[What you need to do]:
The records should be written out in full, with nothing altered.

(Extracted records)
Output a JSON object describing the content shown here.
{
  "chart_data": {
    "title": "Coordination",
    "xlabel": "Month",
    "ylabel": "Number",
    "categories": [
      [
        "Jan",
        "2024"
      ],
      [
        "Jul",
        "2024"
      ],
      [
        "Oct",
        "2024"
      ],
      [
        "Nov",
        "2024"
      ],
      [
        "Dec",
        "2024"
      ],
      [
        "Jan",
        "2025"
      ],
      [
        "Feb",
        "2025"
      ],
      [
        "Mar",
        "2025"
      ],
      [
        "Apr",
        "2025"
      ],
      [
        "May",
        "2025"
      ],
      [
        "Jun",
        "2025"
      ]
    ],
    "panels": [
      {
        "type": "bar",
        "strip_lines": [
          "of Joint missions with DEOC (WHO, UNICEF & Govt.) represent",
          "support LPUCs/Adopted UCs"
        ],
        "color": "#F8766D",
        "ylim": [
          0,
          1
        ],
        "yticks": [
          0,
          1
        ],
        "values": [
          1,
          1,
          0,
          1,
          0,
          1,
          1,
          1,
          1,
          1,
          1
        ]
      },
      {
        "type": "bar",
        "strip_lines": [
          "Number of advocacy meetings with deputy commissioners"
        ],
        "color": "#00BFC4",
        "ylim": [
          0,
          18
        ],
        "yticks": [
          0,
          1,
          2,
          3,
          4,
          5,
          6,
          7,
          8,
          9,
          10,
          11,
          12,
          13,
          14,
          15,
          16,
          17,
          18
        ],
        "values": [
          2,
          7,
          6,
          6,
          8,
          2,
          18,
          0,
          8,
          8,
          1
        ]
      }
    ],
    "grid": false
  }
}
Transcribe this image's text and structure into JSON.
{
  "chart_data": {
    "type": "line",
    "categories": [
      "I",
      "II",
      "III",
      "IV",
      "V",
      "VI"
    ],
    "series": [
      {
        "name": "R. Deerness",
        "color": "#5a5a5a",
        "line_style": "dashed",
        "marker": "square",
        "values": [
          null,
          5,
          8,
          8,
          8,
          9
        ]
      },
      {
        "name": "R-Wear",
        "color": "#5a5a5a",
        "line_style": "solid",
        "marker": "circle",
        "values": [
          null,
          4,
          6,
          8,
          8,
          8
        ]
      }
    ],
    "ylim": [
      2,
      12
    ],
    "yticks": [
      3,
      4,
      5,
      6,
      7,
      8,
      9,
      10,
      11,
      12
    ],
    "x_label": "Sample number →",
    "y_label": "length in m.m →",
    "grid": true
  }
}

[Result for this exercise]:
Output a JSON object describing the content shown here.
{
  "chart_data": {
    "title": "Coordination",
    "xlabel": "Month",
    "ylabel": "Number",
    "categories": [
      [
        "Jan",
        "2024"
      ],
      [
        "Jul",
        "2024"
      ],
      [
        "Oct",
        "2024"
      ],
      [
        "Nov",
        "2024"
      ],
      [
        "Dec",
        "2024"
      ],
      [
        "Jan",
        "2025"
      ],
      [
        "Feb",
        "2025"
      ],
      [
        "Mar",
        "2025"
      ],
      [
        "Apr",
        "2025"
      ],
      [
        "May",
        "2025"
      ],
      [
        "Jun",
        "2025"
      ]
    ],
    "panels": [
      {
        "type": "bar",
        "strip_lines": [
          "of Joint missions with DEOC (WHO, UNICEF & Govt.) represent",
          "support LPUCs/Adopted UCs"
        ],
        "color": "#F8766D",
        "ylim": [
          0,
          1
        ],
        "yticks": [
          0,
          1
        ],
        "values": [
          1,
          1,
          0,
          1,
          0,
          1,
          1,
          1,
          1,
          1,
          1
        ]
      },
      {
        "type": "bar",
        "strip_lines": [
          "Number of advocacy meetings with deputy commissioners"
        ],
        "color": "#00BFC4",
        "ylim": [
          0,
          18
        ],
        "yticks": [
          0,
          1,
          2,
          3,
          4,
          5,
          6,
          7,
          8,
          9,
          10,
          11,
          12,
          13,
          14,
          15,
          16,
          17,
          18
        ],
        "values": [
          2,
          7,
          6,
          6,
          8,
          2,
          18,
          0,
          8,
          8,
          1
        ]
      }
    ],
    "grid": false
  }
}
Transcribe this image's text and structure into JSON.
{
  "chart_data": {
    "type": "line",
    "categories": [
      "I",
      "II",
      "III",
      "IV",
      "V",
      "VI"
    ],
    "series": [
      {
        "name": "R. Deerness",
        "color": "#5a5a5a",
        "line_style": "dashed",
        "marker": "square",
        "values": [
          null,
          5,
          8,
          8,
          8,
          9
        ]
      },
      {
        "name": "R-Wear",
        "color": "#5a5a5a",
        "line_style": "solid",
        "marker": "circle",
        "values": [
          null,
          4,
          6,
          8,
          8,
          8
        ]
      }
    ],
    "ylim": [
      2,
      12
    ],
    "yticks": [
      3,
      4,
      5,
      6,
      7,
      8,
      9,
      10,
      11,
      12
    ],
    "x_label": "Sample number →",
    "y_label": "length in m.m →",
    "grid": true
  }
}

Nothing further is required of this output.